>> START Data in this exercise
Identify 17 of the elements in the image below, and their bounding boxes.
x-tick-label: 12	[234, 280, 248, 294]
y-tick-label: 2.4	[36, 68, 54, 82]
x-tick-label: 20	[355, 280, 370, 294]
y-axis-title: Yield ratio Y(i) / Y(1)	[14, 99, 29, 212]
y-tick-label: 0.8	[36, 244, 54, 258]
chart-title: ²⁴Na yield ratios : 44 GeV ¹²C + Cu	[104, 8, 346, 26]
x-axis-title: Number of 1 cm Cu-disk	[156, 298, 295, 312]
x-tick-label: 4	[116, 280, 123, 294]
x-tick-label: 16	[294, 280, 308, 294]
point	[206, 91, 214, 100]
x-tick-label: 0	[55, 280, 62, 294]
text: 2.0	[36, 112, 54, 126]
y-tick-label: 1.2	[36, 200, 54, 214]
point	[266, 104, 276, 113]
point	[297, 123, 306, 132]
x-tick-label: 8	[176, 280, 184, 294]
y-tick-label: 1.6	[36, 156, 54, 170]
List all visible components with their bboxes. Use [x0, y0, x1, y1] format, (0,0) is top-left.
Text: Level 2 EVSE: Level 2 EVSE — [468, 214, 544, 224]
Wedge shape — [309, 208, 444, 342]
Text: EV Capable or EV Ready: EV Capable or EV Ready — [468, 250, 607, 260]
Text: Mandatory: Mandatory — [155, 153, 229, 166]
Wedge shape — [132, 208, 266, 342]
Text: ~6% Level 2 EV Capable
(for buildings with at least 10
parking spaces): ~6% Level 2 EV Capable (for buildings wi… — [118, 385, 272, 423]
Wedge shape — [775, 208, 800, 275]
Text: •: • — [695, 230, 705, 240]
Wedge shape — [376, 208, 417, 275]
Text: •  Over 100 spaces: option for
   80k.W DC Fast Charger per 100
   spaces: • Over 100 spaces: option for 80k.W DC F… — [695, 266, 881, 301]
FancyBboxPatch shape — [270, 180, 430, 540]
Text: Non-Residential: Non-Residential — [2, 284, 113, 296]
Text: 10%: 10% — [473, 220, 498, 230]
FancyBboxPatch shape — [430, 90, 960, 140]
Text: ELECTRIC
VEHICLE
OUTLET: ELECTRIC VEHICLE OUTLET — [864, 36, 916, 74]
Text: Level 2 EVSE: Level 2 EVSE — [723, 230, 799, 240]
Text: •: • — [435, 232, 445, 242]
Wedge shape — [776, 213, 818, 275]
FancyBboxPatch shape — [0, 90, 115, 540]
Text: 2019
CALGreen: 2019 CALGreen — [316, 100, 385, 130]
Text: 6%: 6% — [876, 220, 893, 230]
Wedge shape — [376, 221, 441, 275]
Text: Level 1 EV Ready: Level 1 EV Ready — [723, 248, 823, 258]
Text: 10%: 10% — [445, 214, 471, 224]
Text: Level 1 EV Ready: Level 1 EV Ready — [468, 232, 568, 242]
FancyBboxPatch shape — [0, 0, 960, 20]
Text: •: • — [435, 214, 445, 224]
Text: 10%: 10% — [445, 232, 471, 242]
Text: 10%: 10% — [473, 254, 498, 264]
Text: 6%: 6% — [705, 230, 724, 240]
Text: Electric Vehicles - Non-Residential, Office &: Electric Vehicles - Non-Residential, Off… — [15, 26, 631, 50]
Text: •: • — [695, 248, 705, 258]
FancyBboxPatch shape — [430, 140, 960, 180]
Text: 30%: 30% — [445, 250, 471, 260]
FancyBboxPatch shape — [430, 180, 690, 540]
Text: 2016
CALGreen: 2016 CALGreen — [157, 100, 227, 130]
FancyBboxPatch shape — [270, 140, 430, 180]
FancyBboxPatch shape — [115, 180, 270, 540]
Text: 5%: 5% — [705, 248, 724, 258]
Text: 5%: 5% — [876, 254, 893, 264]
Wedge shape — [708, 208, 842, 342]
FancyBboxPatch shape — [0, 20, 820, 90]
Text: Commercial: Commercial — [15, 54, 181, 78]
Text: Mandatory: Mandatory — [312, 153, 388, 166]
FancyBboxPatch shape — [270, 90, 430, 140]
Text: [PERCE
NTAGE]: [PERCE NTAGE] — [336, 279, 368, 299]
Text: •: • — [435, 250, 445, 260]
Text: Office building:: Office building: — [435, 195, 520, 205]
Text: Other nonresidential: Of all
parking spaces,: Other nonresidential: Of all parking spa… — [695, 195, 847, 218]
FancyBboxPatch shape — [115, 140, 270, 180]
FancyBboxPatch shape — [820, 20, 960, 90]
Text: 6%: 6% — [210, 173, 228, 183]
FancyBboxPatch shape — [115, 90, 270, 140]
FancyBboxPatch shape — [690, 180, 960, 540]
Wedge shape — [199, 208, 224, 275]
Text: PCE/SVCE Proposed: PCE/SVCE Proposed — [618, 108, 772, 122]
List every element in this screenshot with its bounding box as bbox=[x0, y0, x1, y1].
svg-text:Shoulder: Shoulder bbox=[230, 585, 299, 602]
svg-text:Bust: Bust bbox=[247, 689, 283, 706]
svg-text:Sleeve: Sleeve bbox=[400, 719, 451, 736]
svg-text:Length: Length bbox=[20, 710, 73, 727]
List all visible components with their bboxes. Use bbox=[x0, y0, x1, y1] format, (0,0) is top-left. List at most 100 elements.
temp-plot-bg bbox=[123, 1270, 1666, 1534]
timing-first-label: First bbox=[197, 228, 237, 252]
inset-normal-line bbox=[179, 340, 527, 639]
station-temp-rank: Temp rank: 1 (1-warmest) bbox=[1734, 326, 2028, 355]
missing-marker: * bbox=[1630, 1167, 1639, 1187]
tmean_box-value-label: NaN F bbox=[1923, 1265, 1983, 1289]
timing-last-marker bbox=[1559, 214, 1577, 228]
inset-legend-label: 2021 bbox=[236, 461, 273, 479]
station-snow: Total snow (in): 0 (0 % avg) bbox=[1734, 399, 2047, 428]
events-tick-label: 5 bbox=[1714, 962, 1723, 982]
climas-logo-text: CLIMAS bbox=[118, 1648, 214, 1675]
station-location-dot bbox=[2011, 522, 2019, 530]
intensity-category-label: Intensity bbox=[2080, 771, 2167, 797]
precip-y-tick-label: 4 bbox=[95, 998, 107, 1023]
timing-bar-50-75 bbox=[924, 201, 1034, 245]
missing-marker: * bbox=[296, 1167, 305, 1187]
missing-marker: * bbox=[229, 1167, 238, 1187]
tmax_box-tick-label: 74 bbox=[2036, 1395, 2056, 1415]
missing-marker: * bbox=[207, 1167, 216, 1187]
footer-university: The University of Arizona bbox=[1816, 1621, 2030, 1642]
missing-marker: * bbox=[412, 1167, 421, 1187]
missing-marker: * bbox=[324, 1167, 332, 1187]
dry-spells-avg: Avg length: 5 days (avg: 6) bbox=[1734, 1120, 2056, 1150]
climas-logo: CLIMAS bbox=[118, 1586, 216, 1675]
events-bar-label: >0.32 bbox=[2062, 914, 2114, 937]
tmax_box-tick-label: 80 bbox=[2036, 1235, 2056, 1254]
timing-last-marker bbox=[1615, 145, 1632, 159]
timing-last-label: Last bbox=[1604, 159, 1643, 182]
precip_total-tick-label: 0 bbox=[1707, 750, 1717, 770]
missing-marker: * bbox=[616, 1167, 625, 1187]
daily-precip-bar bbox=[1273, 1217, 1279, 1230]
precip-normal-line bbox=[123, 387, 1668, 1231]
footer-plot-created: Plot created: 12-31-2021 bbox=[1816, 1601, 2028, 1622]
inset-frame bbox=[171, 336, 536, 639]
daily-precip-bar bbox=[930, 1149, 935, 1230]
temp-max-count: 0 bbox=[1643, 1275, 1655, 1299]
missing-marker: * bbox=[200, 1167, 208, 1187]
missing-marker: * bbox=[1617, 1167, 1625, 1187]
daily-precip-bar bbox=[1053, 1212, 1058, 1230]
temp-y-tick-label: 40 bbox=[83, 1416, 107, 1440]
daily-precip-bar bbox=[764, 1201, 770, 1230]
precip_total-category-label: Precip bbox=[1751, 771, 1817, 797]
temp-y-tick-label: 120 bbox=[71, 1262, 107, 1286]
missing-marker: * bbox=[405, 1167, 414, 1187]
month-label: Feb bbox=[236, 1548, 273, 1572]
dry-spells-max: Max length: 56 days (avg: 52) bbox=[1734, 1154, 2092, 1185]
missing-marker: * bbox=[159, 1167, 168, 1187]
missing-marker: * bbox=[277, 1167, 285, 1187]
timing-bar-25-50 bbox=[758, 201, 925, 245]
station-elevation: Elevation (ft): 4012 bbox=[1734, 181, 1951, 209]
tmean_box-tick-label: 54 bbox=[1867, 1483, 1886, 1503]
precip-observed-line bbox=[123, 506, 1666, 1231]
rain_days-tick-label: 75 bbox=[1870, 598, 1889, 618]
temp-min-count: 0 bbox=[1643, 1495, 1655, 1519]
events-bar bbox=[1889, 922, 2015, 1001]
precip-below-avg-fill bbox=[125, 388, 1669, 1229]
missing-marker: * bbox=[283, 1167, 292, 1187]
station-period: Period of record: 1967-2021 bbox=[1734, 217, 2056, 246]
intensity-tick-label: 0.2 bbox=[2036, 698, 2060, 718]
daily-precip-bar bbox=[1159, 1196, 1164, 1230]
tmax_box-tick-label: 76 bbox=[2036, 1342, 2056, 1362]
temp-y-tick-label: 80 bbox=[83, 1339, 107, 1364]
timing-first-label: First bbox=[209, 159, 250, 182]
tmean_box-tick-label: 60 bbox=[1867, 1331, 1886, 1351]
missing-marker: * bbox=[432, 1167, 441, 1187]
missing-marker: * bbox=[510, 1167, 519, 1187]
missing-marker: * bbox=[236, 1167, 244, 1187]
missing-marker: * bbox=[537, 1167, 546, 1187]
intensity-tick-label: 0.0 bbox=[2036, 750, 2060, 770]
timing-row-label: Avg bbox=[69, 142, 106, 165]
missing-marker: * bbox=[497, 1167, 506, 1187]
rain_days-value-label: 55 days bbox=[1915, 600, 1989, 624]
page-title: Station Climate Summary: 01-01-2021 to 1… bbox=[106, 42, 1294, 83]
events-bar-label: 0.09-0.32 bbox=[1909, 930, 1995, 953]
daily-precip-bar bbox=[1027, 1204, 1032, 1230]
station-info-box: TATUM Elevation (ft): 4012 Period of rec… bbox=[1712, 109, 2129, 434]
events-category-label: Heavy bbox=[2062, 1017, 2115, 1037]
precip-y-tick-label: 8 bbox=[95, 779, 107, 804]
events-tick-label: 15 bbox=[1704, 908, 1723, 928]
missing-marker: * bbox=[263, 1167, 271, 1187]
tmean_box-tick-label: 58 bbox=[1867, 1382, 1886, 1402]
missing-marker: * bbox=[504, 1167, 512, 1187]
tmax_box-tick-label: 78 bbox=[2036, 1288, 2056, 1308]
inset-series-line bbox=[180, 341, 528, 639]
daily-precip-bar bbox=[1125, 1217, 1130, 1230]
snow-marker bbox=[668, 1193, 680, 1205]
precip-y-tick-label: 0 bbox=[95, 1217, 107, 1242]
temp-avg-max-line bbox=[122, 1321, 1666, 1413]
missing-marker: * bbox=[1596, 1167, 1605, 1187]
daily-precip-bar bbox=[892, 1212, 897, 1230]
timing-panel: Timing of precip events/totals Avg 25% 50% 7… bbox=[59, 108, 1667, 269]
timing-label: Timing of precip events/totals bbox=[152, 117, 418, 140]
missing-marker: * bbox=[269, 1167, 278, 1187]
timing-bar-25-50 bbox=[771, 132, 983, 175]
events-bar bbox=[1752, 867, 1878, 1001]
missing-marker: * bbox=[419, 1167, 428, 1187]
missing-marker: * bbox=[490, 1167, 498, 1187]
>> END Data in this exercise
▸ Required work:
Copy out each of the lines above that contains the string "snow".

▸ Written answer:
station-snow: Total snow (in): 0 (0 % avg) bbox=[1734, 399, 2047, 428]
snow-marker bbox=[668, 1193, 680, 1205]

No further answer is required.